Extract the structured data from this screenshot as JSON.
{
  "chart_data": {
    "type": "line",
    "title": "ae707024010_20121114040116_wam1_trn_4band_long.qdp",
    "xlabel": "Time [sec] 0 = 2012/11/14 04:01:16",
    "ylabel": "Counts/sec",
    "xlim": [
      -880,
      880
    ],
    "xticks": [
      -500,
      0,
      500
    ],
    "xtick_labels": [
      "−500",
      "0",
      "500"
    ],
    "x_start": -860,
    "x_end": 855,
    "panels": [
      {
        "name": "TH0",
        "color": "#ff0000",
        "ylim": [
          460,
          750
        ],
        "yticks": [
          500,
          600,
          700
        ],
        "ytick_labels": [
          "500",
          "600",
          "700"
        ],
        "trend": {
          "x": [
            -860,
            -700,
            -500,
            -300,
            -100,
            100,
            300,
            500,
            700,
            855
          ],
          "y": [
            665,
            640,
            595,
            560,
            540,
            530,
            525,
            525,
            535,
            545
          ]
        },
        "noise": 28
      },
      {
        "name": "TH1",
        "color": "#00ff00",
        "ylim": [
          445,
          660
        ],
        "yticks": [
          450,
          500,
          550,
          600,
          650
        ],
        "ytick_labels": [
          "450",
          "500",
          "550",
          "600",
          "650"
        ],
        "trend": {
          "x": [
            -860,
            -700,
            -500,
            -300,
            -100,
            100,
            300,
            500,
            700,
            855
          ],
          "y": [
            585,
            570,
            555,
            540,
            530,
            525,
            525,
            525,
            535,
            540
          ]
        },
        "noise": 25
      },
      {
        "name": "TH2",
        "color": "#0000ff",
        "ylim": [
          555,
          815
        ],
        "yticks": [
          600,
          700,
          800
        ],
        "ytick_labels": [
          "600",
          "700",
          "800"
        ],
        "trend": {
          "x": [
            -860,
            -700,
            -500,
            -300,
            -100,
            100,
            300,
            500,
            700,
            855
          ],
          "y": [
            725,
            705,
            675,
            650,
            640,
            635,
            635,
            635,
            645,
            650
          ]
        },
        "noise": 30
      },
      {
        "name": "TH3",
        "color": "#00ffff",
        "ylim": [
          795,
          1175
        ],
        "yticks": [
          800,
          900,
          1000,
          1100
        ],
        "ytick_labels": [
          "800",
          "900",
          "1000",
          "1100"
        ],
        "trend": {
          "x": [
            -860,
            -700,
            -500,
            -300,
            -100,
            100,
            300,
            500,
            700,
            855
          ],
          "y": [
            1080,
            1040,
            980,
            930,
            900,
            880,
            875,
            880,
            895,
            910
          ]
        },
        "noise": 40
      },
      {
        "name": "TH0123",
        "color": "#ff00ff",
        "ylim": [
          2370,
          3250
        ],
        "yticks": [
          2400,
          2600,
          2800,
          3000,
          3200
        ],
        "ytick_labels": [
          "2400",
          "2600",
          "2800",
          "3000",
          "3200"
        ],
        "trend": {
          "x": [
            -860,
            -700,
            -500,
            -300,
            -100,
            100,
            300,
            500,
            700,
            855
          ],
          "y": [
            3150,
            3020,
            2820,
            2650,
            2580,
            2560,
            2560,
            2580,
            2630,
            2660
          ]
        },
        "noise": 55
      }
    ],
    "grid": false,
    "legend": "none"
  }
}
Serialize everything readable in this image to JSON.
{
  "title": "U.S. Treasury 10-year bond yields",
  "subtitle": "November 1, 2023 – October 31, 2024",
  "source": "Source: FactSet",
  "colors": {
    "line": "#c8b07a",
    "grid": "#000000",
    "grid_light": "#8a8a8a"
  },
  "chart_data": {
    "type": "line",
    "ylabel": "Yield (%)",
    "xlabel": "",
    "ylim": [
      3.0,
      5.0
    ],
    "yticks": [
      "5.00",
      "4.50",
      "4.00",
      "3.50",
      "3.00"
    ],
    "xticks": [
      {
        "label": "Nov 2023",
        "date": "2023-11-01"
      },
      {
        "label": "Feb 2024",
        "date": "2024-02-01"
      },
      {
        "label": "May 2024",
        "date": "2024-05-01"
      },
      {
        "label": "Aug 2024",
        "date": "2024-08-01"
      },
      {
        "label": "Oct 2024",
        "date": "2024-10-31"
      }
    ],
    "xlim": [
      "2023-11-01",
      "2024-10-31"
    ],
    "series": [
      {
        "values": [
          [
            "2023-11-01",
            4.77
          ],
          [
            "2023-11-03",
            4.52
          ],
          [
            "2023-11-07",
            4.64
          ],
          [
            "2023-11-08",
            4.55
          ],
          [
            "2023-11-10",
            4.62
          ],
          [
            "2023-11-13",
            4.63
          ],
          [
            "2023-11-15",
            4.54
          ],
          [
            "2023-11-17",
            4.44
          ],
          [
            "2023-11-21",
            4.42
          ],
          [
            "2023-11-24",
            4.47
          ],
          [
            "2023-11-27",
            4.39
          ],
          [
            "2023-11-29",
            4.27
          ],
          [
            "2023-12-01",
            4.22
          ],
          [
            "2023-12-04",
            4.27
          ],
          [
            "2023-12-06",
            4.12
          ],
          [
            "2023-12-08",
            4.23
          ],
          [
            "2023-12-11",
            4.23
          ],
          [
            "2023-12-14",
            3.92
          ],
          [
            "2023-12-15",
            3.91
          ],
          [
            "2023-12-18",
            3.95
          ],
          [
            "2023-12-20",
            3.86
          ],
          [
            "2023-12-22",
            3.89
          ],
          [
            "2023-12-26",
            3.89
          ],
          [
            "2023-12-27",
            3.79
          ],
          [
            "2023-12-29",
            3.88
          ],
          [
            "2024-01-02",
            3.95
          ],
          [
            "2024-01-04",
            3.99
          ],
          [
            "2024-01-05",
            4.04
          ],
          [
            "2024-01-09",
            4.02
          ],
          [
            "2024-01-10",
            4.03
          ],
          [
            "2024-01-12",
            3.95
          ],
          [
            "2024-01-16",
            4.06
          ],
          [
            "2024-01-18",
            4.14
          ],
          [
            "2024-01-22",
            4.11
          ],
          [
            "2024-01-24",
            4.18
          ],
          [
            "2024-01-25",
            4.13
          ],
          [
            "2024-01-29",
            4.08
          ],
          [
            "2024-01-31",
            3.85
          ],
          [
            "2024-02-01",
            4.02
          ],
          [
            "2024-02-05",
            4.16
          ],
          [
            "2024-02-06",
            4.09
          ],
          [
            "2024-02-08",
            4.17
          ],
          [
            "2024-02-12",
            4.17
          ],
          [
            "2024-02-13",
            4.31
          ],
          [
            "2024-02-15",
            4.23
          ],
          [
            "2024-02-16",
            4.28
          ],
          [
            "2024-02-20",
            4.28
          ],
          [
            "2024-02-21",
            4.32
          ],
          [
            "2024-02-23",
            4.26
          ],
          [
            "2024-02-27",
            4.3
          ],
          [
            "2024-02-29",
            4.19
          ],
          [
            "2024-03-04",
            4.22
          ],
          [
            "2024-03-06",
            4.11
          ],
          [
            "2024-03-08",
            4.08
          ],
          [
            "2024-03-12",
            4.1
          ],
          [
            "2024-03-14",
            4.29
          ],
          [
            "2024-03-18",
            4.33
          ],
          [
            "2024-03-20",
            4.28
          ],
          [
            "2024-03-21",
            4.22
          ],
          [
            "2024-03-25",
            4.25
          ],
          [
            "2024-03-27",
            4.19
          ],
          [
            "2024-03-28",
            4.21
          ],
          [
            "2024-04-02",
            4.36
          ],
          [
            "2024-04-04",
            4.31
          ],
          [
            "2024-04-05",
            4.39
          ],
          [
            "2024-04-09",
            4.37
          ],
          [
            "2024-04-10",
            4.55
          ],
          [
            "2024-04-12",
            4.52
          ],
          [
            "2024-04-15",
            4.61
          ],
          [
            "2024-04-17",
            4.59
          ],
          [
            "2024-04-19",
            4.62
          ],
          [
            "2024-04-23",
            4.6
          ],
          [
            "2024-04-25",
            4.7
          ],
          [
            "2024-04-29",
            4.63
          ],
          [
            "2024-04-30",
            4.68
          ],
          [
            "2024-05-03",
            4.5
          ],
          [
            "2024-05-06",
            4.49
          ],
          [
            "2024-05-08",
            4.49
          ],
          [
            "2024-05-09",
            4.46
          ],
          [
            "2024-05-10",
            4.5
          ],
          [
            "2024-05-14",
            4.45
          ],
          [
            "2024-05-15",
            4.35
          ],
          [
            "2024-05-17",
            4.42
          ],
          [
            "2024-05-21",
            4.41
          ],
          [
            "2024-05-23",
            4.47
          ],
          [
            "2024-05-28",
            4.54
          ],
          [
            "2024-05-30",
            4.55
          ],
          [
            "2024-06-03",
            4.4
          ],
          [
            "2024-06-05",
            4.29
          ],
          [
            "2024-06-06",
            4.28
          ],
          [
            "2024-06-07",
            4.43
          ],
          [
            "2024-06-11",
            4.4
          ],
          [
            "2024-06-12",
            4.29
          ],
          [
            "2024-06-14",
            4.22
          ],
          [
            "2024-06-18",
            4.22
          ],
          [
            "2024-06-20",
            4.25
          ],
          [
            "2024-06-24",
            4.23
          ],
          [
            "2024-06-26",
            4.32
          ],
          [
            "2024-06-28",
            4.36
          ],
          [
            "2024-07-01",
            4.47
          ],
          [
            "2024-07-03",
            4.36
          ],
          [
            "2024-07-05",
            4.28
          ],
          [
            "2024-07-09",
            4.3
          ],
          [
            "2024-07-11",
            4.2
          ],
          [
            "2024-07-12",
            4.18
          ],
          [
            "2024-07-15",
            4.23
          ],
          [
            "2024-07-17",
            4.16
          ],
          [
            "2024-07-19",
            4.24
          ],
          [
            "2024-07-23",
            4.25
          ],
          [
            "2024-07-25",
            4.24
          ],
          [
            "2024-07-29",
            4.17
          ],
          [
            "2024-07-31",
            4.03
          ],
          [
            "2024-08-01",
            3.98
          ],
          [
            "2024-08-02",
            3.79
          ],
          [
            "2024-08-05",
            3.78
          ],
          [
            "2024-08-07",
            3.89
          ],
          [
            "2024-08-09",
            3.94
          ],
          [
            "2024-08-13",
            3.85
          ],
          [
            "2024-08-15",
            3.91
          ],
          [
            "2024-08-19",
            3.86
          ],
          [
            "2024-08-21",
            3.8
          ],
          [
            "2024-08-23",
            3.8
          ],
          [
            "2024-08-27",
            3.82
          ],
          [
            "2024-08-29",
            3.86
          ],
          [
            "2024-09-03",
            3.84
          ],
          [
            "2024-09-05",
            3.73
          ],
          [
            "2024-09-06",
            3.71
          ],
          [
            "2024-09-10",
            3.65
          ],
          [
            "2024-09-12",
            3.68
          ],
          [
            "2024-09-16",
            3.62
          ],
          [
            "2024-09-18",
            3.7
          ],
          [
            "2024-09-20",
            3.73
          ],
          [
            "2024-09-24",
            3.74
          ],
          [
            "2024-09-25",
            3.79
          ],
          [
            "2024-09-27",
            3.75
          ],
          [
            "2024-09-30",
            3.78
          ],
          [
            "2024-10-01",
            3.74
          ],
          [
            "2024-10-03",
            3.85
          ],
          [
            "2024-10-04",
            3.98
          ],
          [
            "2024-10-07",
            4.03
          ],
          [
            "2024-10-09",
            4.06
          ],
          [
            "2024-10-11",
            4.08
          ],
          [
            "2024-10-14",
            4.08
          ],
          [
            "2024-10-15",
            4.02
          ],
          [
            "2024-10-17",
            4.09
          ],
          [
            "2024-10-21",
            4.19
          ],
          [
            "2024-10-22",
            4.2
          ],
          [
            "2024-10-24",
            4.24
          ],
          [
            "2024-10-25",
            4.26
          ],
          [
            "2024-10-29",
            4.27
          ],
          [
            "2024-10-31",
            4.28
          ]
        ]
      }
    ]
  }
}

(Exercise description): Scan the material above. Copy each line that holds the word "this".

(Full output):
Extract the structured data from this screenshot as JSON.
Serialize everything readable in this image to JSON.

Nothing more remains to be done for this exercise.